***** DATA FOR THE TASK

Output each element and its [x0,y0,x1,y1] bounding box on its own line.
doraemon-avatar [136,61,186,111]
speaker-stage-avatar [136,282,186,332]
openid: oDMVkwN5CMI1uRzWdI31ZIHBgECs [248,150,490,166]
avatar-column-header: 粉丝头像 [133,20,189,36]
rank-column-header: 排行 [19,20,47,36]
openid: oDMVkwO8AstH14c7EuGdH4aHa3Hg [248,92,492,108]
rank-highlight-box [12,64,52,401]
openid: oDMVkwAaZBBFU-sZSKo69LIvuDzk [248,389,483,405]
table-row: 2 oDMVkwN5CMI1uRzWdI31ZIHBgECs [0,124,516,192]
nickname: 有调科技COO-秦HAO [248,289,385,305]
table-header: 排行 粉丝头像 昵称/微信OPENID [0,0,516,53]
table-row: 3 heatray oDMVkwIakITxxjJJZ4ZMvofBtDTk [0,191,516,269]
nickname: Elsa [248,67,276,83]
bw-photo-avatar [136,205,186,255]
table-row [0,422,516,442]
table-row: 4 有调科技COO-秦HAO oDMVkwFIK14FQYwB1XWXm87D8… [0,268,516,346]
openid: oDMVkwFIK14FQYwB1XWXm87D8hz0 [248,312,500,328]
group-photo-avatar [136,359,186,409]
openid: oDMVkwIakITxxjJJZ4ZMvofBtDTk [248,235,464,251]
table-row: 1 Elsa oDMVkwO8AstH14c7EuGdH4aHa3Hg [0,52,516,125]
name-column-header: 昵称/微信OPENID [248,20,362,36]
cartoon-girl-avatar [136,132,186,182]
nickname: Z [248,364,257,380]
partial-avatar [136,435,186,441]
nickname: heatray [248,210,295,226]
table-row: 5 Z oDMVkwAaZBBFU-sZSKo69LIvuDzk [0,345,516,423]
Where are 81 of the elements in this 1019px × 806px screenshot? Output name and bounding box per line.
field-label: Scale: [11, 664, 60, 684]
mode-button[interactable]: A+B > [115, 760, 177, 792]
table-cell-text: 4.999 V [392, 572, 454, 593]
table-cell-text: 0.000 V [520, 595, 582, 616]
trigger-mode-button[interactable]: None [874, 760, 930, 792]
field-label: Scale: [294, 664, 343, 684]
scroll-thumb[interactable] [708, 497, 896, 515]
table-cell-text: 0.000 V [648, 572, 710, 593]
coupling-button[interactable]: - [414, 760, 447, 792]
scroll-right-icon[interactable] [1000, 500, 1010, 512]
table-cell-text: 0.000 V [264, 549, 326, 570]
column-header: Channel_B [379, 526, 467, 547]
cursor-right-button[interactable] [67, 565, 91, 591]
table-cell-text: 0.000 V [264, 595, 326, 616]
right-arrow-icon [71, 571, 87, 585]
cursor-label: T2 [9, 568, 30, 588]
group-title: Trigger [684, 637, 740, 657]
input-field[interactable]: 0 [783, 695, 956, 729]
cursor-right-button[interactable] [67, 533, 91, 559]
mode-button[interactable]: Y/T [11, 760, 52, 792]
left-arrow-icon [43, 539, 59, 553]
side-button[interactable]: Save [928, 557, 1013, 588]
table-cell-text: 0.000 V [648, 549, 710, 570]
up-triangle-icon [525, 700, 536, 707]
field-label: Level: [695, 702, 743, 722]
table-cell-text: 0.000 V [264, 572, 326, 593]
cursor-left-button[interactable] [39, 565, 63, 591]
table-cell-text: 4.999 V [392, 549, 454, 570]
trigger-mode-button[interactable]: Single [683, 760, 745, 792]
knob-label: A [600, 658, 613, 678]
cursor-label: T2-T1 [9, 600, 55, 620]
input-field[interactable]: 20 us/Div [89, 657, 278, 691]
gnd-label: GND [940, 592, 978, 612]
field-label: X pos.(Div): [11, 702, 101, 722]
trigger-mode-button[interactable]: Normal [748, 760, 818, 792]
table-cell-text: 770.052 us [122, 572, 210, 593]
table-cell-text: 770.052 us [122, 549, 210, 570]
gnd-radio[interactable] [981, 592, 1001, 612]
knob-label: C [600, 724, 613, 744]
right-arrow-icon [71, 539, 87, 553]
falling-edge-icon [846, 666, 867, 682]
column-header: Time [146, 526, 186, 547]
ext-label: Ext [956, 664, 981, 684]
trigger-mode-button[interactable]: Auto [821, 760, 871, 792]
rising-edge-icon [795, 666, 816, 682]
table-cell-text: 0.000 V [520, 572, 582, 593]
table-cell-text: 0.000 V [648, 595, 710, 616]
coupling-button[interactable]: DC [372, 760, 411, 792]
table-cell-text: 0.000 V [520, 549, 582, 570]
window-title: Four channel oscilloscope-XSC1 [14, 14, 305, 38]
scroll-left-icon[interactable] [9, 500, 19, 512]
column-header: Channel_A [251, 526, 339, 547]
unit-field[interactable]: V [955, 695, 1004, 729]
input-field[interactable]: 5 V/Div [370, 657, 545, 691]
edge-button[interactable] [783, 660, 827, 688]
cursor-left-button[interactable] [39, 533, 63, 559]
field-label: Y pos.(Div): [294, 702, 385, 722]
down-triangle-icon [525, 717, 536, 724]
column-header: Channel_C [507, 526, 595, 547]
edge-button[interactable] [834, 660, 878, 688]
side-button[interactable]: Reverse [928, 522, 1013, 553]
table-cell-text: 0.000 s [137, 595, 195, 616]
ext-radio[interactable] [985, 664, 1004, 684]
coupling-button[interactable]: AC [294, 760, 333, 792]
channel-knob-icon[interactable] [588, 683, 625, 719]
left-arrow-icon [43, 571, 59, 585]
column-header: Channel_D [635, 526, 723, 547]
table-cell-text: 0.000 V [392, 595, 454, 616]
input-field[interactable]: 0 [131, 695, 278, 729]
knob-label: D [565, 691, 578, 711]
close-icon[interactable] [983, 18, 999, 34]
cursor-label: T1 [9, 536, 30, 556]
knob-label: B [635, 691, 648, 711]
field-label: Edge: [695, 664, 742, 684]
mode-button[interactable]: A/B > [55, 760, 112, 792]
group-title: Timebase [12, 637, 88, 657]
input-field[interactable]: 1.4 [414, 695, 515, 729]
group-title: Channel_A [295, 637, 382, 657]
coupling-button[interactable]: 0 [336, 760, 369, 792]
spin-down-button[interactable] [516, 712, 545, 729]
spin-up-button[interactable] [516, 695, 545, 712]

**********

◆ **PROBLEM REQUIREMENTS**
Copy out the records word for word, starting from the first line and going on through the line containing "cartoon-girl-avatar [136,132,186,182]", with both of those lines included.

◆ **CORRECT ANSWER**
Output each element and its [x0,y0,x1,y1] bounding box on its own line.
doraemon-avatar [136,61,186,111]
speaker-stage-avatar [136,282,186,332]
openid: oDMVkwN5CMI1uRzWdI31ZIHBgECs [248,150,490,166]
avatar-column-header: 粉丝头像 [133,20,189,36]
rank-column-header: 排行 [19,20,47,36]
openid: oDMVkwO8AstH14c7EuGdH4aHa3Hg [248,92,492,108]
rank-highlight-box [12,64,52,401]
openid: oDMVkwAaZBBFU-sZSKo69LIvuDzk [248,389,483,405]
table-row: 2 oDMVkwN5CMI1uRzWdI31ZIHBgECs [0,124,516,192]
nickname: 有调科技COO-秦HAO [248,289,385,305]
table-header: 排行 粉丝头像 昵称/微信OPENID [0,0,516,53]
table-row: 3 heatray oDMVkwIakITxxjJJZ4ZMvofBtDTk [0,191,516,269]
nickname: Elsa [248,67,276,83]
bw-photo-avatar [136,205,186,255]
table-row [0,422,516,442]
table-row: 4 有调科技COO-秦HAO oDMVkwFIK14FQYwB1XWXm87D8… [0,268,516,346]
openid: oDMVkwFIK14FQYwB1XWXm87D8hz0 [248,312,500,328]
group-photo-avatar [136,359,186,409]
openid: oDMVkwIakITxxjJJZ4ZMvofBtDTk [248,235,464,251]
table-row: 1 Elsa oDMVkwO8AstH14c7EuGdH4aHa3Hg [0,52,516,125]
name-column-header: 昵称/微信OPENID [248,20,362,36]
cartoon-girl-avatar [136,132,186,182]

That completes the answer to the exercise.